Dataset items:
>> START

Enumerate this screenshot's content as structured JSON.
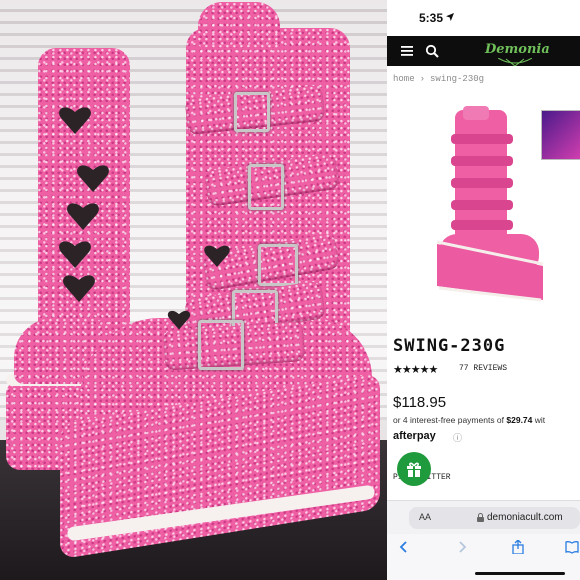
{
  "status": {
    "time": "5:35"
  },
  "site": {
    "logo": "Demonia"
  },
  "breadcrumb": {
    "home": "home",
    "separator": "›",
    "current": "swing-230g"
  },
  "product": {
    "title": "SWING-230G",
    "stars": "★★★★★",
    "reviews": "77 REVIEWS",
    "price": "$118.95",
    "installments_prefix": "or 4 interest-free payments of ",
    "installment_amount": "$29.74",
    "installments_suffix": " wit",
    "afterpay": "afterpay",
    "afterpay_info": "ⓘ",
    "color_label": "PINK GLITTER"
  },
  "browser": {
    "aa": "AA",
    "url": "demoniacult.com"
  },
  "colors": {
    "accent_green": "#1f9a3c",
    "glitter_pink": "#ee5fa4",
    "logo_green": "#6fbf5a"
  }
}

>> END

▶ Stated task: Print all entries exactly. The images do not belong in the copy.

▶ Result of this task:
Enumerate this screenshot's content as structured JSON.
{
  "status": {
    "time": "5:35"
  },
  "site": {
    "logo": "Demonia"
  },
  "breadcrumb": {
    "home": "home",
    "separator": "›",
    "current": "swing-230g"
  },
  "product": {
    "title": "SWING-230G",
    "stars": "★★★★★",
    "reviews": "77 REVIEWS",
    "price": "$118.95",
    "installments_prefix": "or 4 interest-free payments of ",
    "installment_amount": "$29.74",
    "installments_suffix": " wit",
    "afterpay": "afterpay",
    "afterpay_info": "ⓘ",
    "color_label": "PINK GLITTER"
  },
  "browser": {
    "aa": "AA",
    "url": "demoniacult.com"
  },
  "colors": {
    "accent_green": "#1f9a3c",
    "glitter_pink": "#ee5fa4",
    "logo_green": "#6fbf5a"
  }
}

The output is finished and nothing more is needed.